» **Task description**: What is the count of lines that hold the word "Anfang"? Give only the number.

» **Data supplied**:
━━━

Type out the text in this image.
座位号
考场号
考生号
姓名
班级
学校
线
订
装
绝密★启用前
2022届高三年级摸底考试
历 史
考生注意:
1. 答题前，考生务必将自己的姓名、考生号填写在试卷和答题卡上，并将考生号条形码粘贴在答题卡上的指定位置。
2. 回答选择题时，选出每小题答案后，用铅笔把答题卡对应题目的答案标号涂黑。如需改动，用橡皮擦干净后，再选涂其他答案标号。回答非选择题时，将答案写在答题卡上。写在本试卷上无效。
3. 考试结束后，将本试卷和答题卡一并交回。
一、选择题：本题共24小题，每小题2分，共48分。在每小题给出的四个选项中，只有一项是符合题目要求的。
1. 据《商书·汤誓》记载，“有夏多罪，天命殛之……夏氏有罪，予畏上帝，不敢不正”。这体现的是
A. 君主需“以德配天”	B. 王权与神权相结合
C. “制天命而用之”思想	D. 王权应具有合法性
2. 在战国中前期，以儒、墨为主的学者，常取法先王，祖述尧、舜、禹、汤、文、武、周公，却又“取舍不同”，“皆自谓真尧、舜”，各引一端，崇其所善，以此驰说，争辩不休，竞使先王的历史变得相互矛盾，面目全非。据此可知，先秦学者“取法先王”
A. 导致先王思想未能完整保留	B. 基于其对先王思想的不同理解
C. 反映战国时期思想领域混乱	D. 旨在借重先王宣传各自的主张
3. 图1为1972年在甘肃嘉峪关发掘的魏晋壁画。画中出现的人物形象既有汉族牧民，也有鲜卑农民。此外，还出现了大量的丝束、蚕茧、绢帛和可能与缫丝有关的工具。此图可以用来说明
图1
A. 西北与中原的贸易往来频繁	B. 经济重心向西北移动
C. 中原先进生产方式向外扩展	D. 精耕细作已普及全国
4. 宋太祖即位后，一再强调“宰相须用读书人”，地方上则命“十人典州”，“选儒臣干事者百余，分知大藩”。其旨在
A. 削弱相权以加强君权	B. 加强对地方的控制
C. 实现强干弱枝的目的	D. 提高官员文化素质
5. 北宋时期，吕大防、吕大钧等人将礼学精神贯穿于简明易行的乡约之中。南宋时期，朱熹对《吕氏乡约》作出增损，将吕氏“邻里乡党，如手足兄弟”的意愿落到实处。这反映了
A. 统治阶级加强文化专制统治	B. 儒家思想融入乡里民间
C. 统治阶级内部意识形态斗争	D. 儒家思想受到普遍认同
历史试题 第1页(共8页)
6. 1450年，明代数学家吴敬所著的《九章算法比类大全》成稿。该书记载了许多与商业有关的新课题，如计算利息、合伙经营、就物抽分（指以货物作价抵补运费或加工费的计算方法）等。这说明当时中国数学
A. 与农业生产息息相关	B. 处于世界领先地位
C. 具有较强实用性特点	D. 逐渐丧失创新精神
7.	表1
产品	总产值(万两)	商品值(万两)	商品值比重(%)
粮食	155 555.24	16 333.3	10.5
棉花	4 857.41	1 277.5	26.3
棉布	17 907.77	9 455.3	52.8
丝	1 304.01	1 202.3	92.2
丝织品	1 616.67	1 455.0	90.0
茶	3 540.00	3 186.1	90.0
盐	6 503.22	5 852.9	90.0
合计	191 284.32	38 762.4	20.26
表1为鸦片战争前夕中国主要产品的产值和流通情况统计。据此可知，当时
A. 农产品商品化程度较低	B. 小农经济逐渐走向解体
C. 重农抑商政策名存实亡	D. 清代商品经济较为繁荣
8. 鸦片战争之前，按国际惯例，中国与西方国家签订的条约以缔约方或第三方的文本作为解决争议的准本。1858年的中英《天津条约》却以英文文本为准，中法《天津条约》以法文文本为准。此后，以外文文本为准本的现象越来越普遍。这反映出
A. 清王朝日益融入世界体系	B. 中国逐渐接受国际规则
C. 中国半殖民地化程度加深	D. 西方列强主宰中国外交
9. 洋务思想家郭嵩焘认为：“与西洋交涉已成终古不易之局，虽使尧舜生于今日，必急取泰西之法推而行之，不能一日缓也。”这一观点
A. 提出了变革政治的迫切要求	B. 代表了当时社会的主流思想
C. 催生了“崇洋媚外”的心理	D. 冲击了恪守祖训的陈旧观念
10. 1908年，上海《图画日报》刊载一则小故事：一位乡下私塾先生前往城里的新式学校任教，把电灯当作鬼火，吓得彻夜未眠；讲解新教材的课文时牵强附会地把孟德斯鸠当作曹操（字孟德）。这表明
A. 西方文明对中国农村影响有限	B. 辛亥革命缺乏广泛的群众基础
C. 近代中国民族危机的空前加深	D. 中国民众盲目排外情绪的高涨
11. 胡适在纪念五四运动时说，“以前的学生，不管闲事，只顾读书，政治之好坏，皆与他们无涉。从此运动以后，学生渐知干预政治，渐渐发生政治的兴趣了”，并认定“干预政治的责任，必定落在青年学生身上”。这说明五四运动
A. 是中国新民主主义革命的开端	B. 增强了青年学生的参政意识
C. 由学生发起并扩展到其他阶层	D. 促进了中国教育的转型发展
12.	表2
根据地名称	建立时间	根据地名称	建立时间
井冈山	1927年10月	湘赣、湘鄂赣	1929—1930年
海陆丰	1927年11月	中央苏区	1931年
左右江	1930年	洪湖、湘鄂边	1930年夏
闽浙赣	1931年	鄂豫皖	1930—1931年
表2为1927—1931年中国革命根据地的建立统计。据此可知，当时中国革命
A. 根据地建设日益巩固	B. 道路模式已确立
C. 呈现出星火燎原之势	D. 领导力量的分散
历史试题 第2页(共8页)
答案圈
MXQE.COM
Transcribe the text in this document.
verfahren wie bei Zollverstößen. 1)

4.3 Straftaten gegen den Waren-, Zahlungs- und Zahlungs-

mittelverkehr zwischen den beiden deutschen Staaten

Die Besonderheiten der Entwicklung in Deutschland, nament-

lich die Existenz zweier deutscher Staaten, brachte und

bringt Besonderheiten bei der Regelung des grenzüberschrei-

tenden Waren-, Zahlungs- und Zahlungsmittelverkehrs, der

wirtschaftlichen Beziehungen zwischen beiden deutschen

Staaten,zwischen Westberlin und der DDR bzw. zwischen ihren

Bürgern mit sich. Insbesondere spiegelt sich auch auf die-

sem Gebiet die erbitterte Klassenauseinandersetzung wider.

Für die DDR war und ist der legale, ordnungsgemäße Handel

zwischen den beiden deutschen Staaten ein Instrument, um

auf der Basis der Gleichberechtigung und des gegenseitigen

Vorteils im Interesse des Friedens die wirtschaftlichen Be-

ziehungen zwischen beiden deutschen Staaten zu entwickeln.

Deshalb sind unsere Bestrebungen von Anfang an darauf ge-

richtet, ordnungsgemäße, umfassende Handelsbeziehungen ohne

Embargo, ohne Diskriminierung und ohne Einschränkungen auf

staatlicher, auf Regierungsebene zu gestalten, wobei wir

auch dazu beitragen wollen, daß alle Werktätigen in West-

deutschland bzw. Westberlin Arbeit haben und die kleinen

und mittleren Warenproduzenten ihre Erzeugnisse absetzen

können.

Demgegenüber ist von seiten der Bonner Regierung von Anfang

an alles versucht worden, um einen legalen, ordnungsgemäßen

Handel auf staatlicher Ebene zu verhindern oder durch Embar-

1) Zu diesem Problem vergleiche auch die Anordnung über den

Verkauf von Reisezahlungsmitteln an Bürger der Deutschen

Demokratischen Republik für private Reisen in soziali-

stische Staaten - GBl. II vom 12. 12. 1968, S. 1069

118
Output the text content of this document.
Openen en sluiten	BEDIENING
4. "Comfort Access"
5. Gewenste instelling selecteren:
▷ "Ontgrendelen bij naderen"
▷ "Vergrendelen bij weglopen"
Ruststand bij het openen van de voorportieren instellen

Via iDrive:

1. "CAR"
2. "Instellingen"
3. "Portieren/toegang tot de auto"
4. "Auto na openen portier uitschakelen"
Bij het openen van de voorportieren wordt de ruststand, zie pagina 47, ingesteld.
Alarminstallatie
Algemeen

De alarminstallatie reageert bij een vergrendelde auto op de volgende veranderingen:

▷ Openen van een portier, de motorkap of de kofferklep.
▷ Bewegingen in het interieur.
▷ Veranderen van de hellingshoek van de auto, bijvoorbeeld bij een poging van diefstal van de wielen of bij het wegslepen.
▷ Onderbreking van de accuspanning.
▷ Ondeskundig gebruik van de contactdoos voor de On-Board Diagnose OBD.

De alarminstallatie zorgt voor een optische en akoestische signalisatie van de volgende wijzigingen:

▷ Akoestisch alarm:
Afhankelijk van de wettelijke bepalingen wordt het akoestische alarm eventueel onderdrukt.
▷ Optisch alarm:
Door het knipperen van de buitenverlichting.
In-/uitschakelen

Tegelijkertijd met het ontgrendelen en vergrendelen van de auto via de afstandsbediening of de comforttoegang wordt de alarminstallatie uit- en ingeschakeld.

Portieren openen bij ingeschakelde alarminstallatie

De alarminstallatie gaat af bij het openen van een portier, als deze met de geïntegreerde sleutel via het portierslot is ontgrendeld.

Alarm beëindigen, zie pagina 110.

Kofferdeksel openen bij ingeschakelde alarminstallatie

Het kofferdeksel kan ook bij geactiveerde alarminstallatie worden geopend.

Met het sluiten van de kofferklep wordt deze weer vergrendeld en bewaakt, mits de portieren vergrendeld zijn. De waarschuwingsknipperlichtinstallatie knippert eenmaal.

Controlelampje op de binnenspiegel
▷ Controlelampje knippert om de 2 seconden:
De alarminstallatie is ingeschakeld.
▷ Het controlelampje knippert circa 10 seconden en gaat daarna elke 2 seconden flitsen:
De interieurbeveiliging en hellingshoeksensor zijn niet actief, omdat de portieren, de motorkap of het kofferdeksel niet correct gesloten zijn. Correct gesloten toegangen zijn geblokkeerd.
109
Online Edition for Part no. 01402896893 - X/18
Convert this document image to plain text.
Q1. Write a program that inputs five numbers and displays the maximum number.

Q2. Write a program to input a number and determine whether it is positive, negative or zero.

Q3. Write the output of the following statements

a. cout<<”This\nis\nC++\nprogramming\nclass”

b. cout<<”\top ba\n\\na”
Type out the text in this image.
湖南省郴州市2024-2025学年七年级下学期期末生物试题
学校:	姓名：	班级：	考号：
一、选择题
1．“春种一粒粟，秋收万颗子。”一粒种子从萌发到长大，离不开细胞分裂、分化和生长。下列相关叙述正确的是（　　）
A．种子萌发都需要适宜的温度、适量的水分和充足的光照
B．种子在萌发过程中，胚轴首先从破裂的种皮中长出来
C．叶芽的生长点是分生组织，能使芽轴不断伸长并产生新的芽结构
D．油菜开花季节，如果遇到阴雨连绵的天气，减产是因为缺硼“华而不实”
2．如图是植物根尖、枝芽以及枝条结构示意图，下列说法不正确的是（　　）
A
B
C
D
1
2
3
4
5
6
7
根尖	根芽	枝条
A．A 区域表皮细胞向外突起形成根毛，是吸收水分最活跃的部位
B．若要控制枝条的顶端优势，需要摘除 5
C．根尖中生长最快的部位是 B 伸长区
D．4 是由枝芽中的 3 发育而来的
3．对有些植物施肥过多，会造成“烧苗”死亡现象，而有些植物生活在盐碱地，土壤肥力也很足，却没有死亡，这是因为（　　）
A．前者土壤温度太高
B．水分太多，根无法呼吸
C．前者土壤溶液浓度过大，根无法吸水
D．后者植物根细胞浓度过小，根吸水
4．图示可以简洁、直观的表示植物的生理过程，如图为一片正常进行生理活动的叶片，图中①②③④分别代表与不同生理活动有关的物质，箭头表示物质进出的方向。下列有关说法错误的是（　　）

━━━

» **Solution for this problem**: 2